# Task description
Which lines hold the string "Depth"? Copy every one of them.

"""

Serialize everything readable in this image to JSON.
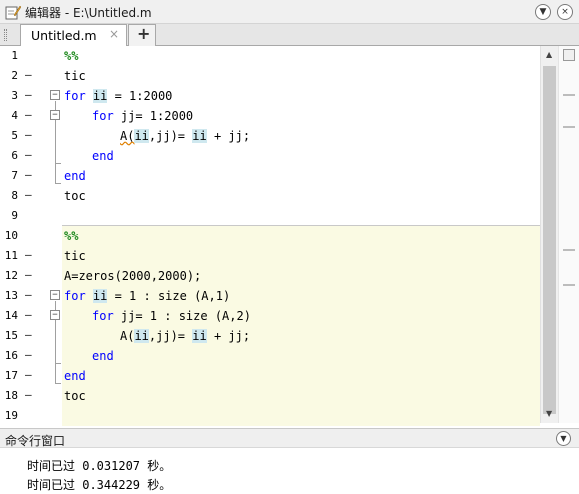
{
  "window": {
    "title": "编辑器 - E:\\Untitled.m",
    "btn_menu": "▼",
    "btn_close": "×"
  },
  "tabs": {
    "active_label": "Untitled.m",
    "close_glyph": "×",
    "add_glyph": "+"
  },
  "editor": {
    "line_numbers": [
      "1",
      "2",
      "3",
      "4",
      "5",
      "6",
      "7",
      "8",
      "9",
      "10",
      "11",
      "12",
      "13",
      "14",
      "15",
      "16",
      "17",
      "18",
      "19"
    ],
    "dash_glyph": "–",
    "fold_glyph": "−",
    "lines": {
      "l1": "%%",
      "l2": "tic",
      "l3_kw": "for",
      "l3_var": "ii",
      "l3_rest": " = 1:2000",
      "l4_kw": "for",
      "l4_rest": " jj= 1:2000",
      "l5_pre": "A(",
      "l5_var1": "ii",
      "l5_mid": ",jj)= ",
      "l5_var2": "ii",
      "l5_rest": " + jj;",
      "l6": "end",
      "l7": "end",
      "l8": "toc",
      "l10": "%%",
      "l11": "tic",
      "l12": "A=zeros(2000,2000);",
      "l13_kw": "for",
      "l13_var": "ii",
      "l13_rest": " = 1 : size (A,1)",
      "l14_kw": "for",
      "l14_rest": " jj= 1 : size (A,2)",
      "l15_pre": "A(",
      "l15_var1": "ii",
      "l15_mid": ",jj)= ",
      "l15_var2": "ii",
      "l15_rest": " + jj;",
      "l16": "end",
      "l17": "end",
      "l18": "toc"
    }
  },
  "scrollbar": {
    "up": "▲",
    "down": "▼"
  },
  "command_window": {
    "title": "命令行窗口",
    "menu_glyph": "▼",
    "output": [
      "时间已过 0.031207 秒。",
      "时间已过 0.344229 秒。"
    ]
  }
}
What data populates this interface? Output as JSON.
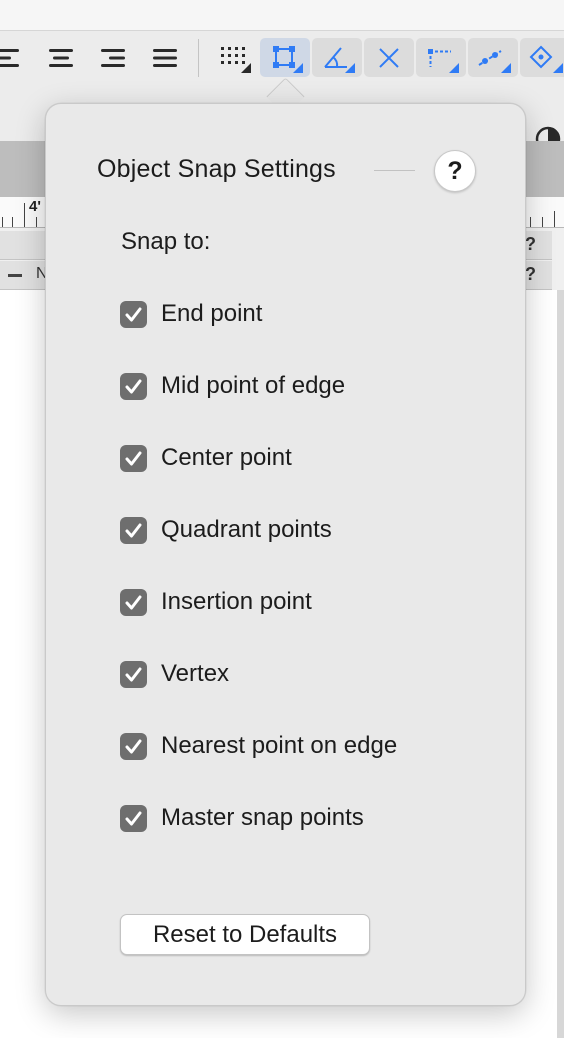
{
  "background": {
    "ruler_number": "4'",
    "row_q1": "?",
    "row_q2": "?",
    "row_text": "N",
    "toolbar_icons": [
      "align-left-icon",
      "align-center-icon",
      "align-right-icon",
      "justify-icon",
      "grid-snap-icon",
      "object-snap-icon",
      "angle-snap-icon",
      "intersection-snap-icon",
      "distance-snap-icon",
      "smart-point-icon",
      "constraint-icon"
    ],
    "accent_color": "#2f7bf5"
  },
  "popover": {
    "title": "Object Snap Settings",
    "help_label": "?",
    "snap_to_label": "Snap to:",
    "options": [
      {
        "label": "End point",
        "checked": true
      },
      {
        "label": "Mid point of edge",
        "checked": true
      },
      {
        "label": "Center point",
        "checked": true
      },
      {
        "label": "Quadrant points",
        "checked": true
      },
      {
        "label": "Insertion point",
        "checked": true
      },
      {
        "label": "Vertex",
        "checked": true
      },
      {
        "label": "Nearest point on edge",
        "checked": true
      },
      {
        "label": "Master snap points",
        "checked": true
      }
    ],
    "reset_label": "Reset to Defaults"
  }
}
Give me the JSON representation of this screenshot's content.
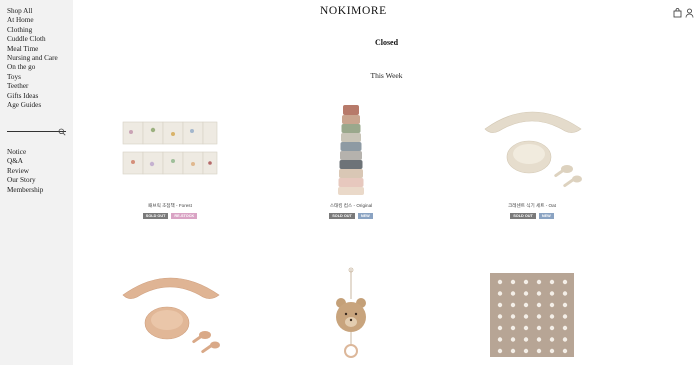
{
  "brand": {
    "logo": "NOKIMORE"
  },
  "sidebar": {
    "categories": [
      "Shop All",
      "At Home",
      "Clothing",
      "Cuddle Cloth",
      "Meal Time",
      "Nursing and Care",
      "On the go",
      "Toys",
      "Teether",
      "Gifts Ideas",
      "Age Guides"
    ],
    "search": {
      "placeholder": "",
      "icon": "search-icon"
    },
    "secondary": [
      "Notice",
      "Q&A",
      "Review",
      "Our Story",
      "Membership"
    ]
  },
  "header": {
    "icons": [
      "shopping-bag-icon",
      "user-icon"
    ]
  },
  "main": {
    "status": "Closed",
    "section_title": "This Week",
    "products": [
      {
        "name": "패브릭 초점책 - Forest",
        "badges": [
          "SOLD OUT",
          "RE-STOCK"
        ]
      },
      {
        "name": "스태킹 컵스 - Original",
        "badges": [
          "SOLD OUT",
          "NEW"
        ]
      },
      {
        "name": "크레센트 식기 세트 - Oat",
        "badges": [
          "SOLD OUT",
          "NEW"
        ]
      },
      {
        "name": "",
        "badges": []
      },
      {
        "name": "",
        "badges": []
      },
      {
        "name": "",
        "badges": []
      }
    ]
  },
  "colors": {
    "sidebar_bg": "#f2f2f2",
    "soldout": "#7a7a7a",
    "restock": "#d9a3c4",
    "new": "#8aa3c2"
  }
}
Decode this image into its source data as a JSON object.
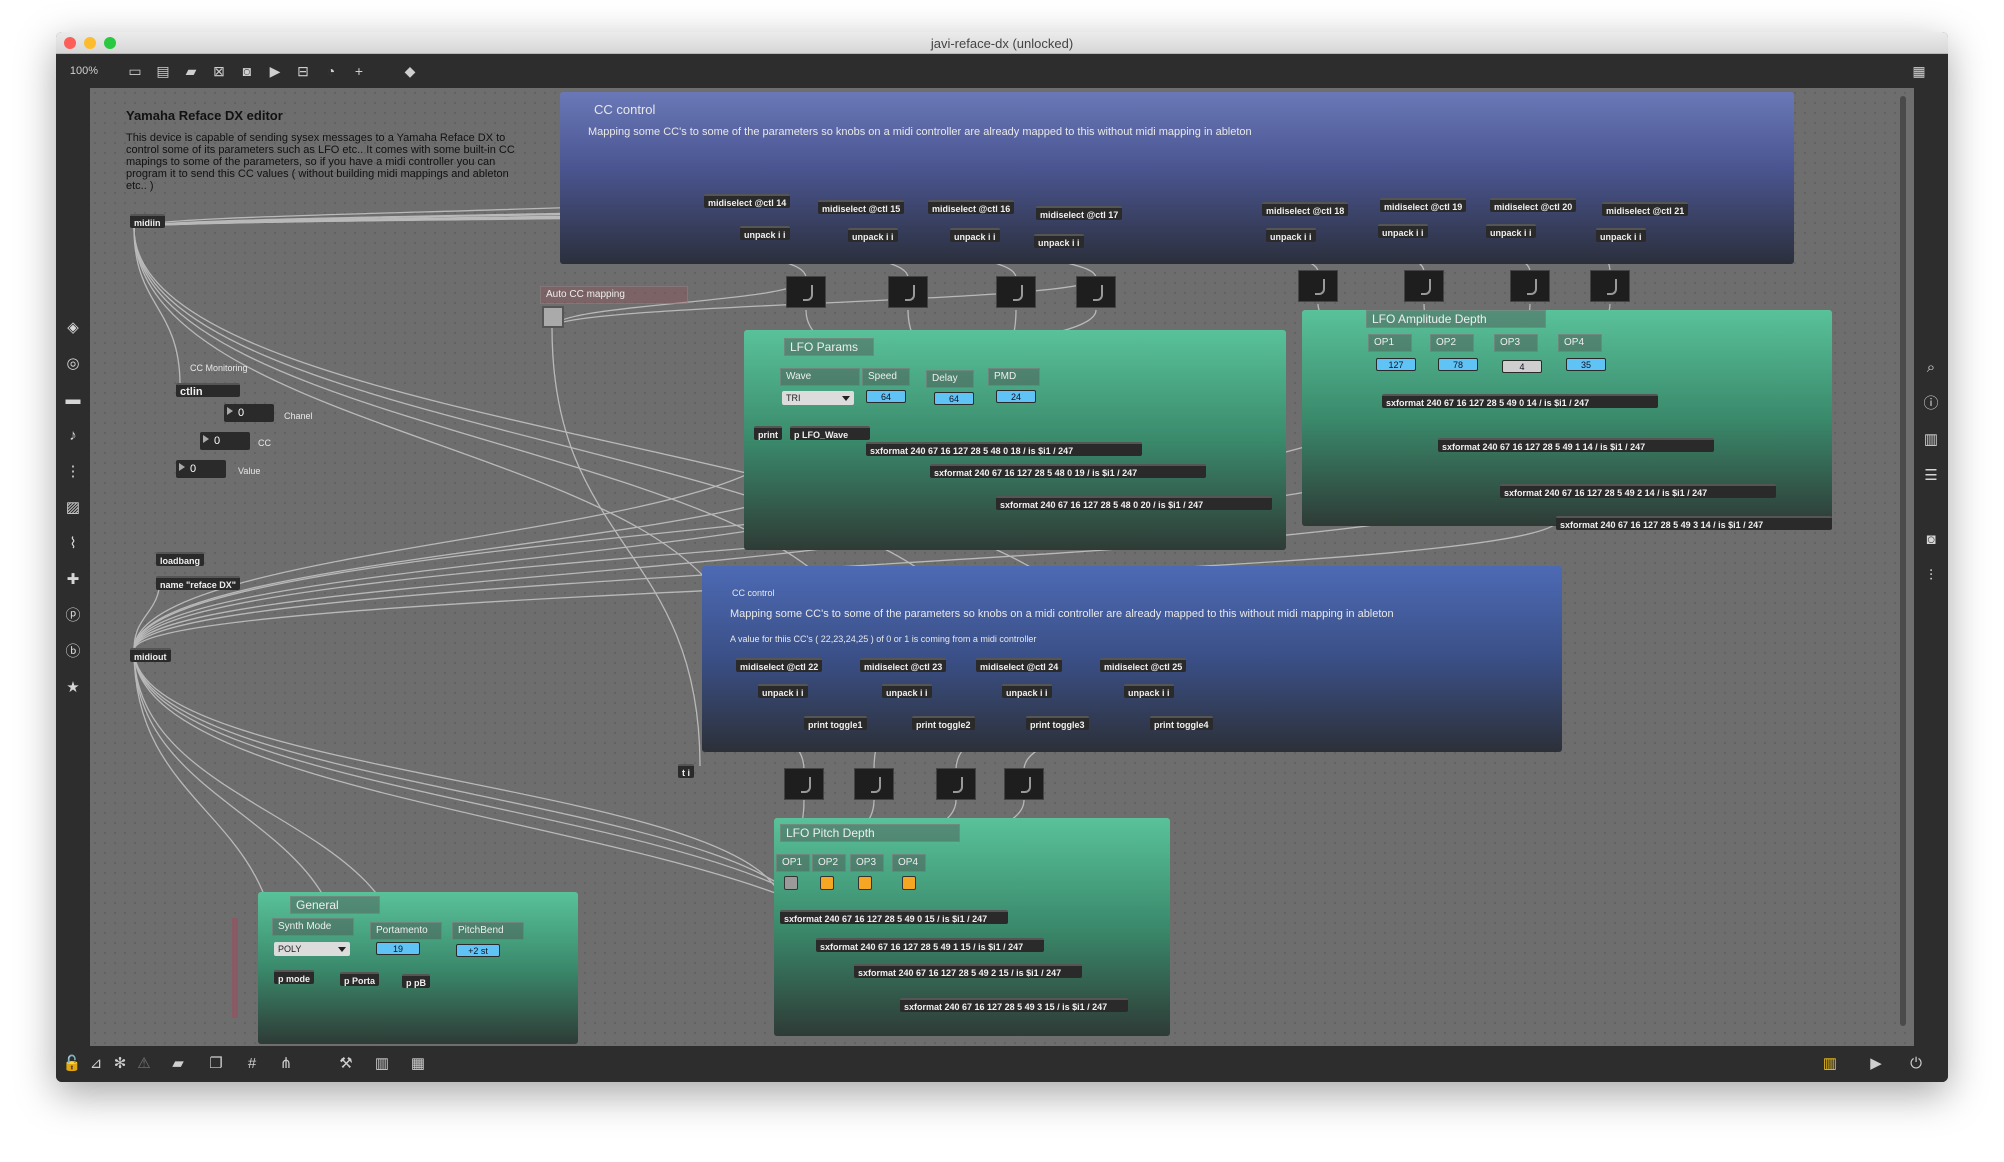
{
  "window": {
    "title": "javi-reface-dx (unlocked)"
  },
  "toolbar": {
    "zoom": "100%"
  },
  "intro": {
    "title": "Yamaha Reface DX editor",
    "text": "This device is capable of sending sysex messages to  a Yamaha Reface DX to control some of its parameters such as LFO etc.. It comes with some built-in CC mapings to some of the parameters, so if you have a midi controller you can program it to send this CC values ( without building midi mappings and ableton etc.. )"
  },
  "objects": {
    "midiin": "midiin",
    "midiout": "midiout",
    "loadbang": "loadbang",
    "name_reface": "name \"reface DX\"",
    "ctlin": "ctlin",
    "ti": "t i"
  },
  "cc_monitor": {
    "title": "CC Monitoring",
    "chanel_label": "Chanel",
    "cc_label": "CC",
    "value_label": "Value",
    "chanel": "0",
    "cc": "0",
    "value": "0"
  },
  "auto_cc": {
    "label": "Auto CC mapping"
  },
  "cc_top": {
    "title": "CC control",
    "desc": "Mapping some CC's to some of the parameters so knobs on a midi controller are already mapped to this without midi mapping in ableton",
    "selects": [
      "midiselect @ctl 14",
      "midiselect @ctl 15",
      "midiselect @ctl 16",
      "midiselect @ctl 17",
      "midiselect @ctl 18",
      "midiselect @ctl 19",
      "midiselect @ctl 20",
      "midiselect @ctl 21"
    ],
    "unpack": "unpack i i"
  },
  "lfo_params": {
    "title": "LFO Params",
    "wave_label": "Wave",
    "wave_value": "TRI",
    "speed_label": "Speed",
    "speed_value": "64",
    "delay_label": "Delay",
    "delay_value": "64",
    "pmd_label": "PMD",
    "pmd_value": "24",
    "print": "print",
    "p_lfo_wave": "p LFO_Wave",
    "sx": [
      "sxformat 240 67 16 127 28 5 48 0 18 / is $i1 / 247",
      "sxformat 240 67 16 127 28 5 48 0 19 / is $i1 / 247",
      "sxformat 240 67 16 127 28 5 48 0 20 / is $i1 / 247"
    ]
  },
  "lfo_amp": {
    "title": "LFO Amplitude Depth",
    "ops": [
      "OP1",
      "OP2",
      "OP3",
      "OP4"
    ],
    "values": [
      "127",
      "78",
      "4",
      "35"
    ],
    "sx": [
      "sxformat 240 67 16 127 28 5 49 0 14 / is $i1 / 247",
      "sxformat 240 67 16 127 28 5 49 1 14 / is $i1 / 247",
      "sxformat 240 67 16 127 28 5 49 2 14 / is $i1 / 247",
      "sxformat 240 67 16 127 28 5 49 3 14 / is $i1 / 247"
    ]
  },
  "cc_bottom": {
    "small_title": "CC control",
    "desc": "Mapping some CC's to some of the parameters so knobs on a midi controller are already mapped to this without midi mapping in ableton",
    "note": "A value for thiis CC's ( 22,23,24,25 ) of 0 or 1 is coming from a midi controller",
    "selects": [
      "midiselect @ctl 22",
      "midiselect @ctl 23",
      "midiselect @ctl 24",
      "midiselect @ctl 25"
    ],
    "prints": [
      "print toggle1",
      "print toggle2",
      "print toggle3",
      "print toggle4"
    ],
    "unpack": "unpack i i"
  },
  "lfo_pitch": {
    "title": "LFO Pitch Depth",
    "ops": [
      "OP1",
      "OP2",
      "OP3",
      "OP4"
    ],
    "sx": [
      "sxformat 240 67 16 127 28 5 49 0 15 / is $i1 / 247",
      "sxformat 240 67 16 127 28 5 49 1 15 / is $i1 / 247",
      "sxformat 240 67 16 127 28 5 49 2 15 / is $i1 / 247",
      "sxformat 240 67 16 127 28 5 49 3 15 / is $i1 / 247"
    ],
    "toggle_colors": [
      "#9a9a9a",
      "#f5a623",
      "#f5a623",
      "#f5a623"
    ]
  },
  "general": {
    "title": "General",
    "synth_label": "Synth Mode",
    "synth_value": "POLY",
    "porta_label": "Portamento",
    "porta_value": "19",
    "pb_label": "PitchBend",
    "pb_value": "+2 st",
    "p_mode": "p mode",
    "p_porta": "p Porta",
    "p_pb": "p pB"
  },
  "colors": {
    "canvas": "#6e6e6e",
    "blue_panel": "#4a5590",
    "green_panel": "#3a8a6c",
    "number_box": "#5fc4f5"
  }
}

"""

# Finished task
    "title": "LFO Amplitude Depth",
    "title": "LFO Pitch Depth",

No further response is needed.